EXERCISE BRIEF:
Write out all of the entries exactly, please.

ENTRIES:
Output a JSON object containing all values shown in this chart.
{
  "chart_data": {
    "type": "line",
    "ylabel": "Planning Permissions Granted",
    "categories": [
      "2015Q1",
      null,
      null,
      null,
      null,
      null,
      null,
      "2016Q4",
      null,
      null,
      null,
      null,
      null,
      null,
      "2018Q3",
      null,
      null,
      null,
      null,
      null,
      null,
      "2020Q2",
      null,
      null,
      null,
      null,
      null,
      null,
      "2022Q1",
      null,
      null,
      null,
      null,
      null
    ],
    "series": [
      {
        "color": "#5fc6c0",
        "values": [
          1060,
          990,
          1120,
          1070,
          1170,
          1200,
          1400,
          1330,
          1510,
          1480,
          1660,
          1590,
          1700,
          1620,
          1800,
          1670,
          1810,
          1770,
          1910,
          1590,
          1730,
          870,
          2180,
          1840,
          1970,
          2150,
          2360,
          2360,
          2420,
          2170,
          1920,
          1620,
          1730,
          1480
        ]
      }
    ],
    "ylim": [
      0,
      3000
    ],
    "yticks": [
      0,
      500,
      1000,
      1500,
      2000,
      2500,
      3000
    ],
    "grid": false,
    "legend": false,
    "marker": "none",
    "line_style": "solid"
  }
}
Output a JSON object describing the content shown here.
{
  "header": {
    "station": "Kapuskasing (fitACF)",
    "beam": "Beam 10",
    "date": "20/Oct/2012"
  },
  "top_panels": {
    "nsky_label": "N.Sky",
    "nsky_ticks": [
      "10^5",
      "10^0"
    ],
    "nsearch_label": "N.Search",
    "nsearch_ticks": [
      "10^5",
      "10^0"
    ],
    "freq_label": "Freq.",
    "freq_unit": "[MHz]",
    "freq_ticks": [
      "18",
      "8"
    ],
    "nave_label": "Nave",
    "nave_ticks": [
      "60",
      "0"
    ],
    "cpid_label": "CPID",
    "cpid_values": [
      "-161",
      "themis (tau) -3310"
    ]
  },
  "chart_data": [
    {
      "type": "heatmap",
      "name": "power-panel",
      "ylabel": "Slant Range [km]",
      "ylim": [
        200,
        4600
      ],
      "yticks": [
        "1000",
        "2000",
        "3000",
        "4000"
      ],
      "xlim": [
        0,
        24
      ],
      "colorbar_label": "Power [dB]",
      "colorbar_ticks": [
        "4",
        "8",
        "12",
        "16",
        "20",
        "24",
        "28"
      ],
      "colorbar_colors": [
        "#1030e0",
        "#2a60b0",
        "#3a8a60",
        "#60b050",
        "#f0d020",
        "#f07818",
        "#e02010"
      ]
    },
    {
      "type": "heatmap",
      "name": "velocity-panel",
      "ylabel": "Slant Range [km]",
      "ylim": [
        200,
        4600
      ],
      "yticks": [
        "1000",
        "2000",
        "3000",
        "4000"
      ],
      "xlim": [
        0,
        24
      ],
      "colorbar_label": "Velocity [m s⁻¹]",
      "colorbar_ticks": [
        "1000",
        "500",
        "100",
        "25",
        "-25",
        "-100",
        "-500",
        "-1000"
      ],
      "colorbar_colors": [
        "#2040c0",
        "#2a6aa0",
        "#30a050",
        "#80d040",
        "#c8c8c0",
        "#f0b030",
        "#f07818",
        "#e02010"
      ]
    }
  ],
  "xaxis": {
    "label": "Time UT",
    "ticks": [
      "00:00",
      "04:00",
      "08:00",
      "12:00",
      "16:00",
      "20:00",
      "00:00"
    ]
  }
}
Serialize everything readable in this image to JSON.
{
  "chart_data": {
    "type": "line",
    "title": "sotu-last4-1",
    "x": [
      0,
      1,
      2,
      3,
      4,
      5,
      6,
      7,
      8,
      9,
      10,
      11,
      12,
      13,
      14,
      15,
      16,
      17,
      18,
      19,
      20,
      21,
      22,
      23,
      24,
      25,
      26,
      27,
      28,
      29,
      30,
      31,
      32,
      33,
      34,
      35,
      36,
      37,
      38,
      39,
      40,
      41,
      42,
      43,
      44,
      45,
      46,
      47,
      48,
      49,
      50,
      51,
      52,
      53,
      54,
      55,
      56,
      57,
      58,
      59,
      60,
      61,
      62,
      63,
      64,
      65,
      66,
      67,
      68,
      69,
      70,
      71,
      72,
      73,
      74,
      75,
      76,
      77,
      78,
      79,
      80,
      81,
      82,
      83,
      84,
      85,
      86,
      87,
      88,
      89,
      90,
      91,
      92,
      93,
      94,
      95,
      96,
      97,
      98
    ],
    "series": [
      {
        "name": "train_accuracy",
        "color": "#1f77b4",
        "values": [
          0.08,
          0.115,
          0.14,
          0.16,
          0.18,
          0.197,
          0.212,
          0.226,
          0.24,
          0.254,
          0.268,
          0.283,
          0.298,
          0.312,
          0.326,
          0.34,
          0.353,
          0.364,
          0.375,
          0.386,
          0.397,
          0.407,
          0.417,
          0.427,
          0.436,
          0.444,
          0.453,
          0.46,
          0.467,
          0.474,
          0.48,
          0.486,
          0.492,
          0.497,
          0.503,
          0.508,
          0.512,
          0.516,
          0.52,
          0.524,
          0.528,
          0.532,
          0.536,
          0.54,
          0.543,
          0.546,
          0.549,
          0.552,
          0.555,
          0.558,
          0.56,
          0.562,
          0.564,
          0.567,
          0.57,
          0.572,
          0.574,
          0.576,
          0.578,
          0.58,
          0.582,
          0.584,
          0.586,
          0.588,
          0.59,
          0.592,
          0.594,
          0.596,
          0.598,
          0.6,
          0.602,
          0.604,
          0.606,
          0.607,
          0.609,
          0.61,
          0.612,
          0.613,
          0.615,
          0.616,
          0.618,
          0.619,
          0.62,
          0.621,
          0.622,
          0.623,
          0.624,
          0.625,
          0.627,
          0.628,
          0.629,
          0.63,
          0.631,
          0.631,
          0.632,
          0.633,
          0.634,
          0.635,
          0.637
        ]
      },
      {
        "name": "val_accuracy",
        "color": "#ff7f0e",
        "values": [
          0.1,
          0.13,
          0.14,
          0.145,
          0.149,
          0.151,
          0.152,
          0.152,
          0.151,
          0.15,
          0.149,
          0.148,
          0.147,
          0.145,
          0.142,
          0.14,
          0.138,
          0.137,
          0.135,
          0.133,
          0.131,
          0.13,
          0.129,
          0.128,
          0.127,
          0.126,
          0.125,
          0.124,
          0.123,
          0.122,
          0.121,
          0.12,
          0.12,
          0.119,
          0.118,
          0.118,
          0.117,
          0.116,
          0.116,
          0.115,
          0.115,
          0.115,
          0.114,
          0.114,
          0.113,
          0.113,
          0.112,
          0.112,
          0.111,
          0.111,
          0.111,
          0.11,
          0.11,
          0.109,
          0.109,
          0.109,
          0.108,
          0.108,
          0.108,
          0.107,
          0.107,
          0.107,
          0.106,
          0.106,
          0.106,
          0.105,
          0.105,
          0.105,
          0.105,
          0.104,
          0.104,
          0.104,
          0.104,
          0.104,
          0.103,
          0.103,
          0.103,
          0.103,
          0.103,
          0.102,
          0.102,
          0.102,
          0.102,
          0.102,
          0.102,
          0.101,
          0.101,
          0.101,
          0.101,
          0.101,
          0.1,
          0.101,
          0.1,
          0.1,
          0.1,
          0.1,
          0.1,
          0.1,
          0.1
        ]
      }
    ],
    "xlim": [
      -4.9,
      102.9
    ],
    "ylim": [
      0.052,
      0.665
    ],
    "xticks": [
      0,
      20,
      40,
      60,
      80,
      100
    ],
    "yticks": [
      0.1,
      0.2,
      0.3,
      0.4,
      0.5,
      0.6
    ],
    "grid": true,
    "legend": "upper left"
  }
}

TASK RESPONSE:
Output a JSON object containing all values shown in this chart.
{
  "chart_data": {
    "type": "line",
    "ylabel": "Planning Permissions Granted",
    "categories": [
      "2015Q1",
      null,
      null,
      null,
      null,
      null,
      null,
      "2016Q4",
      null,
      null,
      null,
      null,
      null,
      null,
      "2018Q3",
      null,
      null,
      null,
      null,
      null,
      null,
      "2020Q2",
      null,
      null,
      null,
      null,
      null,
      null,
      "2022Q1",
      null,
      null,
      null,
      null,
      null
    ],
    "series": [
      {
        "color": "#5fc6c0",
        "values": [
          1060,
          990,
          1120,
          1070,
          1170,
          1200,
          1400,
          1330,
          1510,
          1480,
          1660,
          1590,
          1700,
          1620,
          1800,
          1670,
          1810,
          1770,
          1910,
          1590,
          1730,
          870,
          2180,
          1840,
          1970,
          2150,
          2360,
          2360,
          2420,
          2170,
          1920,
          1620,
          1730,
          1480
        ]
      }
    ],
    "ylim": [
      0,
      3000
    ],
    "yticks": [
      0,
      500,
      1000,
      1500,
      2000,
      2500,
      3000
    ],
    "grid": false,
    "legend": false,
    "marker": "none",
    "line_style": "solid"
  }
}
Output a JSON object describing the content shown here.
{
  "header": {
    "station": "Kapuskasing (fitACF)",
    "beam": "Beam 10",
    "date": "20/Oct/2012"
  },
  "top_panels": {
    "nsky_label": "N.Sky",
    "nsky_ticks": [
      "10^5",
      "10^0"
    ],
    "nsearch_label": "N.Search",
    "nsearch_ticks": [
      "10^5",
      "10^0"
    ],
    "freq_label": "Freq.",
    "freq_unit": "[MHz]",
    "freq_ticks": [
      "18",
      "8"
    ],
    "nave_label": "Nave",
    "nave_ticks": [
      "60",
      "0"
    ],
    "cpid_label": "CPID",
    "cpid_values": [
      "-161",
      "themis (tau) -3310"
    ]
  },
  "chart_data": [
    {
      "type": "heatmap",
      "name": "power-panel",
      "ylabel": "Slant Range [km]",
      "ylim": [
        200,
        4600
      ],
      "yticks": [
        "1000",
        "2000",
        "3000",
        "4000"
      ],
      "xlim": [
        0,
        24
      ],
      "colorbar_label": "Power [dB]",
      "colorbar_ticks": [
        "4",
        "8",
        "12",
        "16",
        "20",
        "24",
        "28"
      ],
      "colorbar_colors": [
        "#1030e0",
        "#2a60b0",
        "#3a8a60",
        "#60b050",
        "#f0d020",
        "#f07818",
        "#e02010"
      ]
    },
    {
      "type": "heatmap",
      "name": "velocity-panel",
      "ylabel": "Slant Range [km]",
      "ylim": [
        200,
        4600
      ],
      "yticks": [
        "1000",
        "2000",
        "3000",
        "4000"
      ],
      "xlim": [
        0,
        24
      ],
      "colorbar_label": "Velocity [m s⁻¹]",
      "colorbar_ticks": [
        "1000",
        "500",
        "100",
        "25",
        "-25",
        "-100",
        "-500",
        "-1000"
      ],
      "colorbar_colors": [
        "#2040c0",
        "#2a6aa0",
        "#30a050",
        "#80d040",
        "#c8c8c0",
        "#f0b030",
        "#f07818",
        "#e02010"
      ]
    }
  ],
  "xaxis": {
    "label": "Time UT",
    "ticks": [
      "00:00",
      "04:00",
      "08:00",
      "12:00",
      "16:00",
      "20:00",
      "00:00"
    ]
  }
}
Serialize everything readable in this image to JSON.
{
  "chart_data": {
    "type": "line",
    "title": "sotu-last4-1",
    "x": [
      0,
      1,
      2,
      3,
      4,
      5,
      6,
      7,
      8,
      9,
      10,
      11,
      12,
      13,
      14,
      15,
      16,
      17,
      18,
      19,
      20,
      21,
      22,
      23,
      24,
      25,
      26,
      27,
      28,
      29,
      30,
      31,
      32,
      33,
      34,
      35,
      36,
      37,
      38,
      39,
      40,
      41,
      42,
      43,
      44,
      45,
      46,
      47,
      48,
      49,
      50,
      51,
      52,
      53,
      54,
      55,
      56,
      57,
      58,
      59,
      60,
      61,
      62,
      63,
      64,
      65,
      66,
      67,
      68,
      69,
      70,
      71,
      72,
      73,
      74,
      75,
      76,
      77,
      78,
      79,
      80,
      81,
      82,
      83,
      84,
      85,
      86,
      87,
      88,
      89,
      90,
      91,
      92,
      93,
      94,
      95,
      96,
      97,
      98
    ],
    "series": [
      {
        "name": "train_accuracy",
        "color": "#1f77b4",
        "values": [
          0.08,
          0.115,
          0.14,
          0.16,
          0.18,
          0.197,
          0.212,
          0.226,
          0.24,
          0.254,
          0.268,
          0.283,
          0.298,
          0.312,
          0.326,
          0.34,
          0.353,
          0.364,
          0.375,
          0.386,
          0.397,
          0.407,
          0.417,
          0.427,
          0.436,
          0.444,
          0.453,
          0.46,
          0.467,
          0.474,
          0.48,
          0.486,
          0.492,
          0.497,
          0.503,
          0.508,
          0.512,
          0.516,
          0.52,
          0.524,
          0.528,
          0.532,
          0.536,
          0.54,
          0.543,
          0.546,
          0.549,
          0.552,
          0.555,
          0.558,
          0.56,
          0.562,
          0.564,
          0.567,
          0.57,
          0.572,
          0.574,
          0.576,
          0.578,
          0.58,
          0.582,
          0.584,
          0.586,
          0.588,
          0.59,
          0.592,
          0.594,
          0.596,
          0.598,
          0.6,
          0.602,
          0.604,
          0.606,
          0.607,
          0.609,
          0.61,
          0.612,
          0.613,
          0.615,
          0.616,
          0.618,
          0.619,
          0.62,
          0.621,
          0.622,
          0.623,
          0.624,
          0.625,
          0.627,
          0.628,
          0.629,
          0.63,
          0.631,
          0.631,
          0.632,
          0.633,
          0.634,
          0.635,
          0.637
        ]
      },
      {
        "name": "val_accuracy",
        "color": "#ff7f0e",
        "values": [
          0.1,
          0.13,
          0.14,
          0.145,
          0.149,
          0.151,
          0.152,
          0.152,
          0.151,
          0.15,
          0.149,
          0.148,
          0.147,
          0.145,
          0.142,
          0.14,
          0.138,
          0.137,
          0.135,
          0.133,
          0.131,
          0.13,
          0.129,
          0.128,
          0.127,
          0.126,
          0.125,
          0.124,
          0.123,
          0.122,
          0.121,
          0.12,
          0.12,
          0.119,
          0.118,
          0.118,
          0.117,
          0.116,
          0.116,
          0.115,
          0.115,
          0.115,
          0.114,
          0.114,
          0.113,
          0.113,
          0.112,
          0.112,
          0.111,
          0.111,
          0.111,
          0.11,
          0.11,
          0.109,
          0.109,
          0.109,
          0.108,
          0.108,
          0.108,
          0.107,
          0.107,
          0.107,
          0.106,
          0.106,
          0.106,
          0.105,
          0.105,
          0.105,
          0.105,
          0.104,
          0.104,
          0.104,
          0.104,
          0.104,
          0.103,
          0.103,
          0.103,
          0.103,
          0.103,
          0.102,
          0.102,
          0.102,
          0.102,
          0.102,
          0.102,
          0.101,
          0.101,
          0.101,
          0.101,
          0.101,
          0.1,
          0.101,
          0.1,
          0.1,
          0.1,
          0.1,
          0.1,
          0.1,
          0.1
        ]
      }
    ],
    "xlim": [
      -4.9,
      102.9
    ],
    "ylim": [
      0.052,
      0.665
    ],
    "xticks": [
      0,
      20,
      40,
      60,
      80,
      100
    ],
    "yticks": [
      0.1,
      0.2,
      0.3,
      0.4,
      0.5,
      0.6
    ],
    "grid": true,
    "legend": "upper left"
  }
}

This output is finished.